[Start of DATA SECTION]

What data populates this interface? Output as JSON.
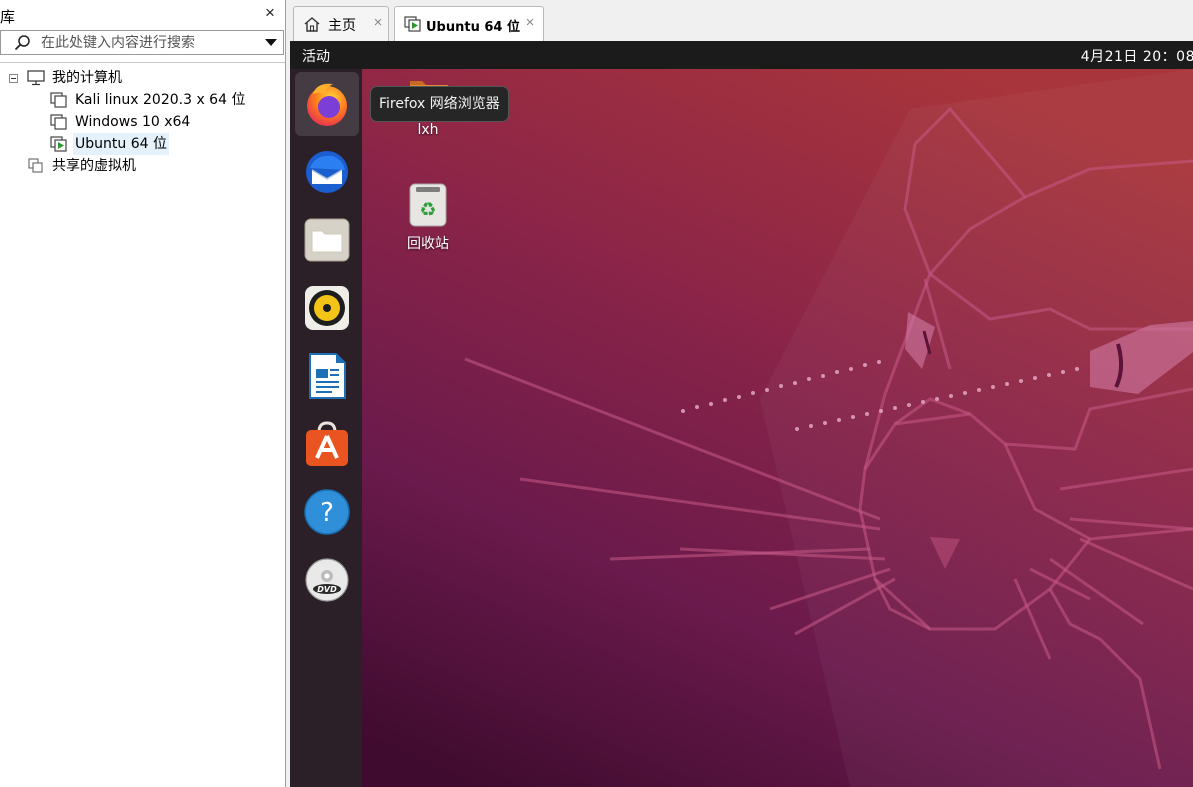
{
  "library": {
    "title": "库",
    "close_glyph": "×",
    "search": {
      "placeholder": "在此处键入内容进行搜索"
    },
    "tree": {
      "my_computer": "我的计算机",
      "vms": [
        "Kali linux 2020.3 x 64 位",
        "Windows 10 x64",
        "Ubuntu 64 位"
      ],
      "shared": "共享的虚拟机",
      "selected_index": 2
    }
  },
  "tabs": [
    {
      "label": "主页",
      "icon": "home-icon",
      "close": "×",
      "active": false
    },
    {
      "label": "Ubuntu 64 位",
      "icon": "vm-running-icon",
      "close": "×",
      "active": true
    }
  ],
  "ubuntu": {
    "topbar": {
      "activities": "活动",
      "clock": "4月21日 20：08"
    },
    "dock": [
      "firefox-icon",
      "thunderbird-icon",
      "files-icon",
      "rhythmbox-icon",
      "libreoffice-writer-icon",
      "ubuntu-software-icon",
      "help-icon",
      "dvd-icon"
    ],
    "tooltip": "Firefox 网络浏览器",
    "desktop": {
      "home_folder": "lxh",
      "trash": "回收站"
    }
  },
  "colors": {
    "wallpaper_top": "#a8353b",
    "wallpaper_mid": "#7c1f53",
    "wallpaper_bottom": "#3f0b2e",
    "dock": "#2c2028",
    "topbar": "#1b1b1b"
  }
}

[End of DATA SECTION]

Reproduce every entry exactly, but omit each picture.

What data populates this interface? Output as JSON.
{
  "library": {
    "title": "库",
    "close_glyph": "×",
    "search": {
      "placeholder": "在此处键入内容进行搜索"
    },
    "tree": {
      "my_computer": "我的计算机",
      "vms": [
        "Kali linux 2020.3 x 64 位",
        "Windows 10 x64",
        "Ubuntu 64 位"
      ],
      "shared": "共享的虚拟机",
      "selected_index": 2
    }
  },
  "tabs": [
    {
      "label": "主页",
      "icon": "home-icon",
      "close": "×",
      "active": false
    },
    {
      "label": "Ubuntu 64 位",
      "icon": "vm-running-icon",
      "close": "×",
      "active": true
    }
  ],
  "ubuntu": {
    "topbar": {
      "activities": "活动",
      "clock": "4月21日 20：08"
    },
    "dock": [
      "firefox-icon",
      "thunderbird-icon",
      "files-icon",
      "rhythmbox-icon",
      "libreoffice-writer-icon",
      "ubuntu-software-icon",
      "help-icon",
      "dvd-icon"
    ],
    "tooltip": "Firefox 网络浏览器",
    "desktop": {
      "home_folder": "lxh",
      "trash": "回收站"
    }
  },
  "colors": {
    "wallpaper_top": "#a8353b",
    "wallpaper_mid": "#7c1f53",
    "wallpaper_bottom": "#3f0b2e",
    "dock": "#2c2028",
    "topbar": "#1b1b1b"
  }
}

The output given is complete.